_Brano citato:_
━━━━━━
Città del Vaticano, 9 maggio 2019. Un momento dell'udienza che il Papa ha concesso stamane a circa 500 tra Rom e Sinti. Foto: Servizio fotografico Santa Sede/Osservatore Romano
«Cittadino di seconda classe è chi scarta gli altri». In un momento particolarmente difficile per i rom e sinti, con gli avvenimenti che si stanno verificando a Roma dove si sono registrate proteste per l’assegnazione di una casa popolare ad una famiglia che attendeva da 15 anni, questa mattina papa Francesco ha ricevuto in Vaticano, nella Sala Regia, per un incontro di preghiera, 500 rappresentanti del mondo rom e sinto promosso dalla Fondazione Migrantes. E oggi pomeriggio, come ha confermato al Sir il vescovo ausiliare di Roma per il settore Est, mons. Gianpiero Palmieri, la famiglia rom al centro degli scontri a Casal Bruciato parteciperà all’incontro della diocesi di Roma con Papa Francesco, a San Giovanni in Laterano. «Verranno stasera solo i due genitori – precisa mons. Palmieri - accompagnati dall’assistente sociale. I bambini rimarranno dagli zii. Il Papa avrà sicuramente modo di parlare con loro personalmente». «Sono molto impauriti”: «questi due genitori sono coraggiosi” ma hanno sentito tutto le frasi che hanno sentito contro di loro. Hanno paura, vogliono andar via. Per loro stare in quella casa, dopo 15 anni di campo, era l’inizio di un riscatto».
Il Papa, questa mattina, appena arrivato nella Sala Regia ha salutato i bambini presenti. E’ rimasto molto colpito dalla testimonianze che hanno aperto l’incontro e nel suo discorso a braccio ha detto che è «vero: ci sono cittadini di seconda classe ma i veri cittadini di seconda classe sono quelli che scartano la gente, quelli che vivono con la scopa in mano buttando gli altri». Il Papa ha detto, poi, di pregare per il popolo rom e sinto e di essere loro «vicino, e quando leggo sul giornale una cosa brutta, vi dico la verità , soffro» «Oggi ho letto una cosa brutta sul giornale: questa non è civiltà , l’amore è la civiltà». «Andate avanti con l’amore», ha aggiunto Francesco sottolineando che “la vera strada è quella della fratellanza con la porta aperta. E tutti dobbiamo collaborare», allargando il cuore e senza rancore perché «il rancore ammala il cuore, la testa, la famiglia e porta alla vendetta. Ma la vendetta – ha continuato – non l’avete inventata voi. In Italia ci sono organizzazioni che sono maestre di vendetta».
━━━━━━
_Voci estratte:_
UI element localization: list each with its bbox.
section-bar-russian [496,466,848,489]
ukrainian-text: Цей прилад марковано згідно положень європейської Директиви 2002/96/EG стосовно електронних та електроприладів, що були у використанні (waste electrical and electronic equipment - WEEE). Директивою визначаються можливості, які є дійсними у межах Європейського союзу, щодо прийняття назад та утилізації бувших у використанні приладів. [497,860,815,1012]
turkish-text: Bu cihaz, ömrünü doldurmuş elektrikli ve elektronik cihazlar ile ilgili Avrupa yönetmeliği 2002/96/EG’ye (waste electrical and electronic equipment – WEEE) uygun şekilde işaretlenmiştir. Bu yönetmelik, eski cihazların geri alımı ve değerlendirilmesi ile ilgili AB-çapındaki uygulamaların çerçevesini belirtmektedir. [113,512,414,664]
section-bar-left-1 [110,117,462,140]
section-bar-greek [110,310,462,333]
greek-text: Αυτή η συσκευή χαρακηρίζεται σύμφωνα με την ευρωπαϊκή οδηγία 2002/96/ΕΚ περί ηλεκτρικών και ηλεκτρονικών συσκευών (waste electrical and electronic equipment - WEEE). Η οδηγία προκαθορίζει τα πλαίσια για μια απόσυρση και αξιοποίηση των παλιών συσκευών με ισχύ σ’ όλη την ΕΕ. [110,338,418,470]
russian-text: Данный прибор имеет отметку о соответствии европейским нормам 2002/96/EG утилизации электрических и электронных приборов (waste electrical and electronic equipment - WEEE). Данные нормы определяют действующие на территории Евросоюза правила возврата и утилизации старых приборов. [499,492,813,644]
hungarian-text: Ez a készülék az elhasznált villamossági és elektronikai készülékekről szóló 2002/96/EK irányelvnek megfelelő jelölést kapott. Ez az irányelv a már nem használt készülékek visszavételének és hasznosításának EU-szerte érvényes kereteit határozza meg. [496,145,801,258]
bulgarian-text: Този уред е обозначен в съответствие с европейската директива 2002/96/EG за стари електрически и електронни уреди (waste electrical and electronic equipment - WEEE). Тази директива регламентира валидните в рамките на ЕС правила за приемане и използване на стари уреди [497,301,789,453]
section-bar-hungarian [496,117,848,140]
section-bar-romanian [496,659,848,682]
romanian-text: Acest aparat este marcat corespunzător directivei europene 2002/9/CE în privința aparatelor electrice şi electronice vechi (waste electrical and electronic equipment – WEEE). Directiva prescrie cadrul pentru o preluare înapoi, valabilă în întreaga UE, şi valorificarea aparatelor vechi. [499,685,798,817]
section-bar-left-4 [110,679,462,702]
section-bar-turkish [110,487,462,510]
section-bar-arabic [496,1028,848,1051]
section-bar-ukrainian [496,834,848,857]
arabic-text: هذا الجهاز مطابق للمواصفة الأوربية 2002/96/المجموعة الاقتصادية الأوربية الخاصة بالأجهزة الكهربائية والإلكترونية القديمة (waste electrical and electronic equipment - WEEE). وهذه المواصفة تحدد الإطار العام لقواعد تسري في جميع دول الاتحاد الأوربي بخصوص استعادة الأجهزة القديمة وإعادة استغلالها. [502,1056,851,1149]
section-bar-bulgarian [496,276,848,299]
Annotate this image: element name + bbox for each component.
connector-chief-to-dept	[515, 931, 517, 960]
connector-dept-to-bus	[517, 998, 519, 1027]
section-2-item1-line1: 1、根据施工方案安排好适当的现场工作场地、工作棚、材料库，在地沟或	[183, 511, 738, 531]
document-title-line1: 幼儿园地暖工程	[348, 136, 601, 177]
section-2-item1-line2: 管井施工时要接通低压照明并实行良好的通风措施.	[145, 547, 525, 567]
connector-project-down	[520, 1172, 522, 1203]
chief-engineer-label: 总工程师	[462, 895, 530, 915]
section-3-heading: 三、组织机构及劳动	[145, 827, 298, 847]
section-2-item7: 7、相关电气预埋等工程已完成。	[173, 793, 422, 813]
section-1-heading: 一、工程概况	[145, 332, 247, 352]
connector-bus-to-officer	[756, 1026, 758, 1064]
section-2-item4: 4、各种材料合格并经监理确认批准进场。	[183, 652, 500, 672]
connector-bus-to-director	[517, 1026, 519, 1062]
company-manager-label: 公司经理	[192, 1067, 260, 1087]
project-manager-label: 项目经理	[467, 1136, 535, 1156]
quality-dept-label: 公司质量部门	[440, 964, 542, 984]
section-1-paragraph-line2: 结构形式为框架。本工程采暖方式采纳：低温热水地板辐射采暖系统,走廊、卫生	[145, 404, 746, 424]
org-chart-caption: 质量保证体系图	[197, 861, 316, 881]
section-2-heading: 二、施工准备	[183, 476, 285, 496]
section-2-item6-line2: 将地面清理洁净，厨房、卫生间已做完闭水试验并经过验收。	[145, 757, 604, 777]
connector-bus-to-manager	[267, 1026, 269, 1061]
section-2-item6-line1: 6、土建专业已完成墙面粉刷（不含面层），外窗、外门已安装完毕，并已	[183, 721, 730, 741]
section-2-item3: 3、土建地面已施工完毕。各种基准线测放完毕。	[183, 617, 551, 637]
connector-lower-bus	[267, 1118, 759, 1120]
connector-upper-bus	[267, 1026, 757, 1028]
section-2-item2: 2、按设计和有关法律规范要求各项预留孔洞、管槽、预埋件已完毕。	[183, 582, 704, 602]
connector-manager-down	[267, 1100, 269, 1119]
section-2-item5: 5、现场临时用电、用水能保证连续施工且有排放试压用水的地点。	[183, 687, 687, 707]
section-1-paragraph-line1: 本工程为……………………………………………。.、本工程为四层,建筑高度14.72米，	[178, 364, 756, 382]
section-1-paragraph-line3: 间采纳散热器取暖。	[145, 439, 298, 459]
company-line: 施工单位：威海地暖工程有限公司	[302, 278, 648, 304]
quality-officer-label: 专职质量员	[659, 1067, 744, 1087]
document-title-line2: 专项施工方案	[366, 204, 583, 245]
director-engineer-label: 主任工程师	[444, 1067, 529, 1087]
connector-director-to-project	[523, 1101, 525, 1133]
━━━━━━
_Cosa fare:_
Rispondi a queste domande sull'articolo sull'incontro del Papa con rom e sinti:
1. Quale fondazione ha promosso l'incontro di preghiera nella Sala Regia?
2. Da chi saranno accompagnati i due genitori all'incontro della sera?
3. Secondo il Papa, che cosa ammala il rancore?

_Risposta attesa:_
1. La Fondazione Migrantes.
2. Dall'assistente sociale.
3. Il cuore, la testa e la famiglia.